▶ **JOB**:
Look for "SDTVAR" in each line of the entries, and return the matching lines.

▶ **SUPPLIED DATA**:
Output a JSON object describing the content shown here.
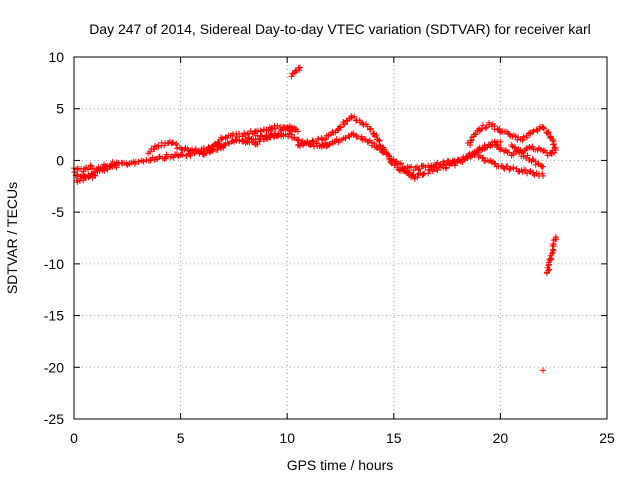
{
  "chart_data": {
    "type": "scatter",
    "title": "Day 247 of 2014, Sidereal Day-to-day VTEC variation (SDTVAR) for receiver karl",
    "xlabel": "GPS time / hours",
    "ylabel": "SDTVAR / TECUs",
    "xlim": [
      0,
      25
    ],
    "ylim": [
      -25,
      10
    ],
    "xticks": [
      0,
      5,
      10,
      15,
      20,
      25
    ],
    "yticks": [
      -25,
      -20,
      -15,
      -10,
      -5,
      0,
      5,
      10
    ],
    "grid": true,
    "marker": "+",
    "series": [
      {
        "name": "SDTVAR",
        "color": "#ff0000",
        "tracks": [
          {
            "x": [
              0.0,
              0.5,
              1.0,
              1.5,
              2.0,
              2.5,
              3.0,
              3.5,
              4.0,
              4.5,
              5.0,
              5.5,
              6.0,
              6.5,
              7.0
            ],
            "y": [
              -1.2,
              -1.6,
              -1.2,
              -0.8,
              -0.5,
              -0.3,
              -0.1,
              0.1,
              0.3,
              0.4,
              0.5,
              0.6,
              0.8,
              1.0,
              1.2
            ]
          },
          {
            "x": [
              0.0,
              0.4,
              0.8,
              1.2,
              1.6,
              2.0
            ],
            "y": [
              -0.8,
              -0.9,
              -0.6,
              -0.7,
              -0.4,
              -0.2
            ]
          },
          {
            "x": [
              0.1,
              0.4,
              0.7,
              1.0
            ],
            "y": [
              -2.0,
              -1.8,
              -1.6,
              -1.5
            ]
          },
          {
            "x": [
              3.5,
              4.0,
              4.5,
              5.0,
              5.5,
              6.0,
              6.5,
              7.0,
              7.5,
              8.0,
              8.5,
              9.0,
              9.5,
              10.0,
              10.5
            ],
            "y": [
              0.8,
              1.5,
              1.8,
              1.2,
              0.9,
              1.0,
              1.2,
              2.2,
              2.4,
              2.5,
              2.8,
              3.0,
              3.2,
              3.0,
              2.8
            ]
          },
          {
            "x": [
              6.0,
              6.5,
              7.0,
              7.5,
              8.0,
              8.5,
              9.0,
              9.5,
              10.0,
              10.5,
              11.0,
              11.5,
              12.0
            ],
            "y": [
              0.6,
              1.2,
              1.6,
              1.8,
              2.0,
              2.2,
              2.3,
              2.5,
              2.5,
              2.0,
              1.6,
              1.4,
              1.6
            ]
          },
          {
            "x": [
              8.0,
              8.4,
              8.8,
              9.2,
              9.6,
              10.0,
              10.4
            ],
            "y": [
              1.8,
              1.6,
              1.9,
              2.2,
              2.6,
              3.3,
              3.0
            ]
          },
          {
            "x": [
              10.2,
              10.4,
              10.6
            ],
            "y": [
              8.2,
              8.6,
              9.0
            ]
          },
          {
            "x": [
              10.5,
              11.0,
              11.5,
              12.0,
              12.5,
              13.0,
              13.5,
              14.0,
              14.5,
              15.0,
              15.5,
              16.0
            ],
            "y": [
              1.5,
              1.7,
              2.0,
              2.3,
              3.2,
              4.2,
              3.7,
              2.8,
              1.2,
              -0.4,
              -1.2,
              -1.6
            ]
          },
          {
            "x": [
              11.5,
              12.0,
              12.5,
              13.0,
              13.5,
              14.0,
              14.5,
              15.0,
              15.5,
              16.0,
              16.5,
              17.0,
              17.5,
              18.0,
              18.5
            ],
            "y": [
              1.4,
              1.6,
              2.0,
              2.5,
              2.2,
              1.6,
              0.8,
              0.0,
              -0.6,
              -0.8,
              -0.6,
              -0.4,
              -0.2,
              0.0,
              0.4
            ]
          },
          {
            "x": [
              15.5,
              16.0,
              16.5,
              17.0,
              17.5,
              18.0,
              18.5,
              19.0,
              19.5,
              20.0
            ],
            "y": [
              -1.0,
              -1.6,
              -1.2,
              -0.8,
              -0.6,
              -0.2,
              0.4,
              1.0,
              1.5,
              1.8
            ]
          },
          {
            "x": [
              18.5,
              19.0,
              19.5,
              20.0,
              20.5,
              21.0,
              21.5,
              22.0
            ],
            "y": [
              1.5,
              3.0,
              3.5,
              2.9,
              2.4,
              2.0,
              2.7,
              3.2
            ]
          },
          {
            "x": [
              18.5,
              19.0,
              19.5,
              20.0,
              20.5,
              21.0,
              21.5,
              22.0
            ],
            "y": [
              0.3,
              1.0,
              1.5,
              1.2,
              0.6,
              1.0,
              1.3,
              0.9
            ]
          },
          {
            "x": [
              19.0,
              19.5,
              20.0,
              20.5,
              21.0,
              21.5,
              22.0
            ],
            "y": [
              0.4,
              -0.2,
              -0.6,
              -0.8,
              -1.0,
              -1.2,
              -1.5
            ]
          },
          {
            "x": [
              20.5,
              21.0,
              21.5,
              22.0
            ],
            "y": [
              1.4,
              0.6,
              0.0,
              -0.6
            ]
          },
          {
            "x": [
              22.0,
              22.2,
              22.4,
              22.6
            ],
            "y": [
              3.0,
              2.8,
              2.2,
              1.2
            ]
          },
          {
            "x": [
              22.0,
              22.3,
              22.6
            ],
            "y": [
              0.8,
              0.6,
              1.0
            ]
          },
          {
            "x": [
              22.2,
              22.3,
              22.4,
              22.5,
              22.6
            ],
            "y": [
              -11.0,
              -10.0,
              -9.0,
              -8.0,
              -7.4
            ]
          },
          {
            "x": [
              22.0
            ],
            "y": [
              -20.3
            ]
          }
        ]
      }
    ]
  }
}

▶ **RESULT OF THE TASK**:
    "title": "Day 247 of 2014, Sidereal Day-to-day VTEC variation (SDTVAR) for receiver karl",
    "ylabel": "SDTVAR / TECUs",
        "name": "SDTVAR",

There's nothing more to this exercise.